*Requirement:* Under this task are some entries; return every one of them exactly.
<<<<
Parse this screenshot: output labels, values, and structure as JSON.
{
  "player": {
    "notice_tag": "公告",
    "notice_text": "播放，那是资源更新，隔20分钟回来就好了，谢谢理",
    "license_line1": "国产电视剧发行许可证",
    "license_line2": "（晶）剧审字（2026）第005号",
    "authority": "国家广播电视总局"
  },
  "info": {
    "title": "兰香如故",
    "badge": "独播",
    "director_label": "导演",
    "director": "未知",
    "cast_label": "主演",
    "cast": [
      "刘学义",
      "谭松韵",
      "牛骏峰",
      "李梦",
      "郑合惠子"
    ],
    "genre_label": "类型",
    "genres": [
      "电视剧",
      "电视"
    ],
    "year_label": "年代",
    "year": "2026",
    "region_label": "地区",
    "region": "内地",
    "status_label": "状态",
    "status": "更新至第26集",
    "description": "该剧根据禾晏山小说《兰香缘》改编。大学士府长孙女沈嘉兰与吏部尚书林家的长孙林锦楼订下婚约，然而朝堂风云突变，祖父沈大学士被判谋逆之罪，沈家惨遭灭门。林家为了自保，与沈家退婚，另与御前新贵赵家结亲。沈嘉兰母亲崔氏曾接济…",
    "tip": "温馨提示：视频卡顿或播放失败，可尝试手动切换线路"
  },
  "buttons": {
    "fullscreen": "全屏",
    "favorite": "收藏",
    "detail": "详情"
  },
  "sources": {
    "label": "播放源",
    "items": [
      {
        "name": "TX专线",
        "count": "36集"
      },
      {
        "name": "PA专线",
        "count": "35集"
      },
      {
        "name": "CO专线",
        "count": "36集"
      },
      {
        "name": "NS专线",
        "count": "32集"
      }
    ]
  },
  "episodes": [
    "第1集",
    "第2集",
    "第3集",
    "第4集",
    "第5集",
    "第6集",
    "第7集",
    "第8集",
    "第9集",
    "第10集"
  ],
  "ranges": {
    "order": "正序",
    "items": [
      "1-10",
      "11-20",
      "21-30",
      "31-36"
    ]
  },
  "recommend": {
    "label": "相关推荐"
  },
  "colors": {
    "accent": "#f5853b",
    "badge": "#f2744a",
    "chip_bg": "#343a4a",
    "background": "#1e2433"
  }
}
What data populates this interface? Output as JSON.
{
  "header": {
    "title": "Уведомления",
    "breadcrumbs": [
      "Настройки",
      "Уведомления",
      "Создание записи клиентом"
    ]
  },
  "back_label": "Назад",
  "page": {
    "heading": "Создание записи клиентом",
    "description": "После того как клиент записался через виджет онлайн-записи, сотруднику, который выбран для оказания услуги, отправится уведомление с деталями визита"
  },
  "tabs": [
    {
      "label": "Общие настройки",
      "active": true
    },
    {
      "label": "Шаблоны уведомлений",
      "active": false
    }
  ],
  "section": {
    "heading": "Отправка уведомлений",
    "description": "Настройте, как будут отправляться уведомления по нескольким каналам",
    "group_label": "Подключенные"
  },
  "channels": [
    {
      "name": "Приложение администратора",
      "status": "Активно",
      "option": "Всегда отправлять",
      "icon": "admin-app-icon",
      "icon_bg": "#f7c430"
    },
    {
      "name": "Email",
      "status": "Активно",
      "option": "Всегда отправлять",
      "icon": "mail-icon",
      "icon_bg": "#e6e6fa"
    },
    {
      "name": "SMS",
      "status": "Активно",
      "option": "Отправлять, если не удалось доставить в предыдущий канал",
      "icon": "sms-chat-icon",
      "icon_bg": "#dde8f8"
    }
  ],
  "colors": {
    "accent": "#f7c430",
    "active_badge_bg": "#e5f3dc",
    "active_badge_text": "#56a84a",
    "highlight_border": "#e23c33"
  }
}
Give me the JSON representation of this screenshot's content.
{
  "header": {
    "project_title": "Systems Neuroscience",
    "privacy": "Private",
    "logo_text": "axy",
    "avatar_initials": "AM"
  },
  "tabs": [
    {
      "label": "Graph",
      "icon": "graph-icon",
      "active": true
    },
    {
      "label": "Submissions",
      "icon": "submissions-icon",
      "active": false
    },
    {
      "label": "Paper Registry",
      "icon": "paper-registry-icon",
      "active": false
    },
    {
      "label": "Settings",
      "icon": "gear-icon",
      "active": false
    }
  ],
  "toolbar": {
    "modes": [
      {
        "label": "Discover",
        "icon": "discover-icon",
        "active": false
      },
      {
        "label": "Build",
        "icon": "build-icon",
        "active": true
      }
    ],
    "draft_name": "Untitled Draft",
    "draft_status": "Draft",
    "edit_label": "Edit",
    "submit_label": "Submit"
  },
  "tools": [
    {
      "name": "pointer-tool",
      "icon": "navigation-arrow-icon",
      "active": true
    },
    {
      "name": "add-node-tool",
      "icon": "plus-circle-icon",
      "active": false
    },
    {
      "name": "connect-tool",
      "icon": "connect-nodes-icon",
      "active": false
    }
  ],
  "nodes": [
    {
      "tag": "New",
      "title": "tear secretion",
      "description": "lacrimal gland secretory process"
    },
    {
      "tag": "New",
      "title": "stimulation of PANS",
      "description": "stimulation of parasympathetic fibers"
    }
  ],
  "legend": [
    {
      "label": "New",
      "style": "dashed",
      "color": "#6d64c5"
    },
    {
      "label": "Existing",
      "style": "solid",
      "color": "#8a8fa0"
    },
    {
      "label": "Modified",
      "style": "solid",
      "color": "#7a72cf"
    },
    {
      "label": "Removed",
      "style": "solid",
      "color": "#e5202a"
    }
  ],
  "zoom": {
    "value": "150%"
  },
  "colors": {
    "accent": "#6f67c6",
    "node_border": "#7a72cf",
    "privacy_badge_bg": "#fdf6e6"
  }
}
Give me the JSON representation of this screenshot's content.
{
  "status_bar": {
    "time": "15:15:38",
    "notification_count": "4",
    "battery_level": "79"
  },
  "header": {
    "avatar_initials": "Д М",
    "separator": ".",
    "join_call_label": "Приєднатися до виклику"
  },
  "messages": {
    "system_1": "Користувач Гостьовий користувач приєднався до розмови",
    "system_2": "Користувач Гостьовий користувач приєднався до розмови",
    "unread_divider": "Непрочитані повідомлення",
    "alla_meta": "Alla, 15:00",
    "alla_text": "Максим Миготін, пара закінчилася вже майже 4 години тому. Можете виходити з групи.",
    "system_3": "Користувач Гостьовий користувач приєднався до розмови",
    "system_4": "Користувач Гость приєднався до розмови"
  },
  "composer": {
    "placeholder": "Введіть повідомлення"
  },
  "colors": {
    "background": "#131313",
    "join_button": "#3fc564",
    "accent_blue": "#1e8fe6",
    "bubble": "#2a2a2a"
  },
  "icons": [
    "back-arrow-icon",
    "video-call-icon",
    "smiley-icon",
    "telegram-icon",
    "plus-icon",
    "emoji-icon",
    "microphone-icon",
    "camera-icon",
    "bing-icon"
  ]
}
>>>>
*Answer for the task:*
Parse this screenshot: output labels, values, and structure as JSON.
{
  "player": {
    "notice_tag": "公告",
    "notice_text": "播放，那是资源更新，隔20分钟回来就好了，谢谢理",
    "license_line1": "国产电视剧发行许可证",
    "license_line2": "（晶）剧审字（2026）第005号",
    "authority": "国家广播电视总局"
  },
  "info": {
    "title": "兰香如故",
    "badge": "独播",
    "director_label": "导演",
    "director": "未知",
    "cast_label": "主演",
    "cast": [
      "刘学义",
      "谭松韵",
      "牛骏峰",
      "李梦",
      "郑合惠子"
    ],
    "genre_label": "类型",
    "genres": [
      "电视剧",
      "电视"
    ],
    "year_label": "年代",
    "year": "2026",
    "region_label": "地区",
    "region": "内地",
    "status_label": "状态",
    "status": "更新至第26集",
    "description": "该剧根据禾晏山小说《兰香缘》改编。大学士府长孙女沈嘉兰与吏部尚书林家的长孙林锦楼订下婚约，然而朝堂风云突变，祖父沈大学士被判谋逆之罪，沈家惨遭灭门。林家为了自保，与沈家退婚，另与御前新贵赵家结亲。沈嘉兰母亲崔氏曾接济…",
    "tip": "温馨提示：视频卡顿或播放失败，可尝试手动切换线路"
  },
  "buttons": {
    "fullscreen": "全屏",
    "favorite": "收藏",
    "detail": "详情"
  },
  "sources": {
    "label": "播放源",
    "items": [
      {
        "name": "TX专线",
        "count": "36集"
      },
      {
        "name": "PA专线",
        "count": "35集"
      },
      {
        "name": "CO专线",
        "count": "36集"
      },
      {
        "name": "NS专线",
        "count": "32集"
      }
    ]
  },
  "episodes": [
    "第1集",
    "第2集",
    "第3集",
    "第4集",
    "第5集",
    "第6集",
    "第7集",
    "第8集",
    "第9集",
    "第10集"
  ],
  "ranges": {
    "order": "正序",
    "items": [
      "1-10",
      "11-20",
      "21-30",
      "31-36"
    ]
  },
  "recommend": {
    "label": "相关推荐"
  },
  "colors": {
    "accent": "#f5853b",
    "badge": "#f2744a",
    "chip_bg": "#343a4a",
    "background": "#1e2433"
  }
}
What data populates this interface? Output as JSON.
{
  "header": {
    "title": "Уведомления",
    "breadcrumbs": [
      "Настройки",
      "Уведомления",
      "Создание записи клиентом"
    ]
  },
  "back_label": "Назад",
  "page": {
    "heading": "Создание записи клиентом",
    "description": "После того как клиент записался через виджет онлайн-записи, сотруднику, который выбран для оказания услуги, отправится уведомление с деталями визита"
  },
  "tabs": [
    {
      "label": "Общие настройки",
      "active": true
    },
    {
      "label": "Шаблоны уведомлений",
      "active": false
    }
  ],
  "section": {
    "heading": "Отправка уведомлений",
    "description": "Настройте, как будут отправляться уведомления по нескольким каналам",
    "group_label": "Подключенные"
  },
  "channels": [
    {
      "name": "Приложение администратора",
      "status": "Активно",
      "option": "Всегда отправлять",
      "icon": "admin-app-icon",
      "icon_bg": "#f7c430"
    },
    {
      "name": "Email",
      "status": "Активно",
      "option": "Всегда отправлять",
      "icon": "mail-icon",
      "icon_bg": "#e6e6fa"
    },
    {
      "name": "SMS",
      "status": "Активно",
      "option": "Отправлять, если не удалось доставить в предыдущий канал",
      "icon": "sms-chat-icon",
      "icon_bg": "#dde8f8"
    }
  ],
  "colors": {
    "accent": "#f7c430",
    "active_badge_bg": "#e5f3dc",
    "active_badge_text": "#56a84a",
    "highlight_border": "#e23c33"
  }
}
Give me the JSON representation of this screenshot's content.
{
  "header": {
    "project_title": "Systems Neuroscience",
    "privacy": "Private",
    "logo_text": "axy",
    "avatar_initials": "AM"
  },
  "tabs": [
    {
      "label": "Graph",
      "icon": "graph-icon",
      "active": true
    },
    {
      "label": "Submissions",
      "icon": "submissions-icon",
      "active": false
    },
    {
      "label": "Paper Registry",
      "icon": "paper-registry-icon",
      "active": false
    },
    {
      "label": "Settings",
      "icon": "gear-icon",
      "active": false
    }
  ],
  "toolbar": {
    "modes": [
      {
        "label": "Discover",
        "icon": "discover-icon",
        "active": false
      },
      {
        "label": "Build",
        "icon": "build-icon",
        "active": true
      }
    ],
    "draft_name": "Untitled Draft",
    "draft_status": "Draft",
    "edit_label": "Edit",
    "submit_label": "Submit"
  },
  "tools": [
    {
      "name": "pointer-tool",
      "icon": "navigation-arrow-icon",
      "active": true
    },
    {
      "name": "add-node-tool",
      "icon": "plus-circle-icon",
      "active": false
    },
    {
      "name": "connect-tool",
      "icon": "connect-nodes-icon",
      "active": false
    }
  ],
  "nodes": [
    {
      "tag": "New",
      "title": "tear secretion",
      "description": "lacrimal gland secretory process"
    },
    {
      "tag": "New",
      "title": "stimulation of PANS",
      "description": "stimulation of parasympathetic fibers"
    }
  ],
  "legend": [
    {
      "label": "New",
      "style": "dashed",
      "color": "#6d64c5"
    },
    {
      "label": "Existing",
      "style": "solid",
      "color": "#8a8fa0"
    },
    {
      "label": "Modified",
      "style": "solid",
      "color": "#7a72cf"
    },
    {
      "label": "Removed",
      "style": "solid",
      "color": "#e5202a"
    }
  ],
  "zoom": {
    "value": "150%"
  },
  "colors": {
    "accent": "#6f67c6",
    "node_border": "#7a72cf",
    "privacy_badge_bg": "#fdf6e6"
  }
}
Give me the JSON representation of this screenshot's content.
{
  "status_bar": {
    "time": "15:15:38",
    "notification_count": "4",
    "battery_level": "79"
  },
  "header": {
    "avatar_initials": "Д М",
    "separator": ".",
    "join_call_label": "Приєднатися до виклику"
  },
  "messages": {
    "system_1": "Користувач Гостьовий користувач приєднався до розмови",
    "system_2": "Користувач Гостьовий користувач приєднався до розмови",
    "unread_divider": "Непрочитані повідомлення",
    "alla_meta": "Alla, 15:00",
    "alla_text": "Максим Миготін, пара закінчилася вже майже 4 години тому. Можете виходити з групи.",
    "system_3": "Користувач Гостьовий користувач приєднався до розмови",
    "system_4": "Користувач Гость приєднався до розмови"
  },
  "composer": {
    "placeholder": "Введіть повідомлення"
  },
  "colors": {
    "background": "#131313",
    "join_button": "#3fc564",
    "accent_blue": "#1e8fe6",
    "bubble": "#2a2a2a"
  },
  "icons": [
    "back-arrow-icon",
    "video-call-icon",
    "smiley-icon",
    "telegram-icon",
    "plus-icon",
    "emoji-icon",
    "microphone-icon",
    "camera-icon",
    "bing-icon"
  ]
}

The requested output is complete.